• [What the task asks]
In the kernel patch below, why does the change switch the order of "type" and "offset" in the x86-64 swap entry encoding? Answer in one to three sentences.

Blob Blame History Raw
From: Linus Torvalds <torvalds@linux-foundation.org>
Date: Fri, 27 Apr 2018 09:06:34 -0700
Subject: [PATCH 2/8] x86/speculation/l1tf: Change order of offset/type in swap
 entry
Patch-mainline: v4.19-rc1
Git-commit: bcd11afa7adad8d720e7ba5ef58bdcd9775cf45f
References: bnc#1087081, CVE-2018-3620

Here's a patch that switches the order of "type" and
"offset" in the x86-64 encoding in preparation of the next
patch which inverts the swap entry to protect against L1TF.

That means that now the offset is bits 9-58 in the page table, and that
the type is in the bits that hardware generally doesn't care about.

That, in turn, means that if you have a desktop chip with only 40 bits of
physical addressing, now that the offset starts at bit 9, you still have
to have 30 bits of offset actually *in use* until bit 39 ends up being
clear.

• [Dataset entries]
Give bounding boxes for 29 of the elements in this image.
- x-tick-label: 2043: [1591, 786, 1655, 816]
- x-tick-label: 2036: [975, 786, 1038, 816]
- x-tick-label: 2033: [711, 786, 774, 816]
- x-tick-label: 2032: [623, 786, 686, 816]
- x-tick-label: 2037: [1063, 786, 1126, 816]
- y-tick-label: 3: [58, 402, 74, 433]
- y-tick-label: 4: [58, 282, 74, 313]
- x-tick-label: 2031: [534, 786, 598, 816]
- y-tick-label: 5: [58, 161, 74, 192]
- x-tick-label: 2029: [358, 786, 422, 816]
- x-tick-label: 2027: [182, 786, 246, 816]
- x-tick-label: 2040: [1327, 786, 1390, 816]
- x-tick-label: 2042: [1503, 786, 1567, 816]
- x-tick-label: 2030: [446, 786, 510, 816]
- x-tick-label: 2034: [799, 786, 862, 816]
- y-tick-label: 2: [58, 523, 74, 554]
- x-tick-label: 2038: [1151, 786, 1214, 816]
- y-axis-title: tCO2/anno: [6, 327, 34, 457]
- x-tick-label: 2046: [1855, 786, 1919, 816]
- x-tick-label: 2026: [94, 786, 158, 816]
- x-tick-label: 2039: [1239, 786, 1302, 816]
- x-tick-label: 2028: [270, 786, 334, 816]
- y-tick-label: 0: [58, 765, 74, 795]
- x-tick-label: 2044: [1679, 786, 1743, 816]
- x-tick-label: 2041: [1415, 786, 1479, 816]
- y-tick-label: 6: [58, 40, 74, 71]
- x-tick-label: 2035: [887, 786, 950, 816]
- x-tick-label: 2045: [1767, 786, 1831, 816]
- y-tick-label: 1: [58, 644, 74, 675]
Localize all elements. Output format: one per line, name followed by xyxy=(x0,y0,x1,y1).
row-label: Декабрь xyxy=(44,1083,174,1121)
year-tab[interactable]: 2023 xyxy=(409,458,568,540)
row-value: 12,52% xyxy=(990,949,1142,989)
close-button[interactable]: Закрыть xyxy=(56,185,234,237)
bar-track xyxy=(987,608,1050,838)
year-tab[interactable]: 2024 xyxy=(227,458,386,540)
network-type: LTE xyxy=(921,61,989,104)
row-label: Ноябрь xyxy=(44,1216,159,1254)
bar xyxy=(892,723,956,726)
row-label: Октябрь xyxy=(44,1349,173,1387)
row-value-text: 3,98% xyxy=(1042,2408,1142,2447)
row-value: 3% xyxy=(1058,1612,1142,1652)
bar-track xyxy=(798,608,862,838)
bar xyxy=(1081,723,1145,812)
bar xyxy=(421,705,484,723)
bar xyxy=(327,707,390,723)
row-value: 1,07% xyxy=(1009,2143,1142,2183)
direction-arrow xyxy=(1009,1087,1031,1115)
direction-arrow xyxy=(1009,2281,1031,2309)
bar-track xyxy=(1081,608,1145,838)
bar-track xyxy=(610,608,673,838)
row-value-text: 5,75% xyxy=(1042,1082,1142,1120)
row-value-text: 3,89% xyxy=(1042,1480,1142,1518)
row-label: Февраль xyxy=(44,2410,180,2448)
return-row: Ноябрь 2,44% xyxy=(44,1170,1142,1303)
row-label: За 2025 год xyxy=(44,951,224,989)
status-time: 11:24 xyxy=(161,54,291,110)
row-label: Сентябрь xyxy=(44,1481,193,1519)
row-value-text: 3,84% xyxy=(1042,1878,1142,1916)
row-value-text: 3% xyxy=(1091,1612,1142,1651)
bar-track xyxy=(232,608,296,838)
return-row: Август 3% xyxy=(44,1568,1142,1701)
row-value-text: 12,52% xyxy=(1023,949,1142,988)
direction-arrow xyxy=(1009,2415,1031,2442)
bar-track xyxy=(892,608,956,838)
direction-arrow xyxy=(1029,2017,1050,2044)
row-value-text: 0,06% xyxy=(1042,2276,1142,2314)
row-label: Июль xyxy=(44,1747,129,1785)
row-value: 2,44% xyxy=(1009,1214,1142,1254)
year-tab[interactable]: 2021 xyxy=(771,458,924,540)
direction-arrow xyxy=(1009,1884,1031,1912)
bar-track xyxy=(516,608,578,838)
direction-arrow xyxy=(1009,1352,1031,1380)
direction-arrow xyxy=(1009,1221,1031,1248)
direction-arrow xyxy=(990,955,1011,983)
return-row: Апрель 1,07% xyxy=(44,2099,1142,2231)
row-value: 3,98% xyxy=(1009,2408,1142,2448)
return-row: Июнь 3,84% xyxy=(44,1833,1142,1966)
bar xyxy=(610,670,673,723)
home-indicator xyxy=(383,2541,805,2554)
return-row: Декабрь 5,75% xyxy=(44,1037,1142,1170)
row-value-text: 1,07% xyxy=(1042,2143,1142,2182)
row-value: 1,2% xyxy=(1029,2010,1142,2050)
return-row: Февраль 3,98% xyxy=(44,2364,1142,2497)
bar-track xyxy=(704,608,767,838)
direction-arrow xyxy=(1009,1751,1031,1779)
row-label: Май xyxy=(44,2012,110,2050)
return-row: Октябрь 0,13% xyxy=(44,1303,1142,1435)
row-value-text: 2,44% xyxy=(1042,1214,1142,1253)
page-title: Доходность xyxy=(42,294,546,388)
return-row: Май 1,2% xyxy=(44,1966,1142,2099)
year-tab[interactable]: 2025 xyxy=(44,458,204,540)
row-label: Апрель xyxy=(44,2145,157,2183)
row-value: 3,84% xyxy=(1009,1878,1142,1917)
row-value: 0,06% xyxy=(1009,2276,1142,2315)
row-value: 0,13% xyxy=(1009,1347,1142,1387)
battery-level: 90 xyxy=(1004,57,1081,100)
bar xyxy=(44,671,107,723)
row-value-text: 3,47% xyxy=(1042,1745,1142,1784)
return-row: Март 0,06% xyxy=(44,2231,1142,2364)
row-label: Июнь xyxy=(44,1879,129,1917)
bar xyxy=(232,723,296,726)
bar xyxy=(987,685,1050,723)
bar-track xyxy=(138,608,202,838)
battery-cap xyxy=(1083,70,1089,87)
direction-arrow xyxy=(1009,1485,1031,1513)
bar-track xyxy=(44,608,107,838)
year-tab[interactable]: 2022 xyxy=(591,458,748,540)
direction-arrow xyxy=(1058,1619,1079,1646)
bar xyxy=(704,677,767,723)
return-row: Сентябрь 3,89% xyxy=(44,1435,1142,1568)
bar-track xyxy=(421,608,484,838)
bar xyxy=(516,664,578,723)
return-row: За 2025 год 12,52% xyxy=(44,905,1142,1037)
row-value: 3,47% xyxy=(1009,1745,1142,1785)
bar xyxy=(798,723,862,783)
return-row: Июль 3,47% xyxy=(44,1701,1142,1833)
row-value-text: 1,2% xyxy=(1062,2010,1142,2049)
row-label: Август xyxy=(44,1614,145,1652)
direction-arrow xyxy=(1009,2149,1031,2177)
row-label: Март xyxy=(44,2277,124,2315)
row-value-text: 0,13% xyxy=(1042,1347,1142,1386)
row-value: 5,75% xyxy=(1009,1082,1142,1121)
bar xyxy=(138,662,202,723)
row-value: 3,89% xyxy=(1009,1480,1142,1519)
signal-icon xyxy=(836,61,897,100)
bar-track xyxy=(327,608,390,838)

• [Exercise result]
The order is switched to prepare for the next patch, which inverts the swap entry to protect against L1TF.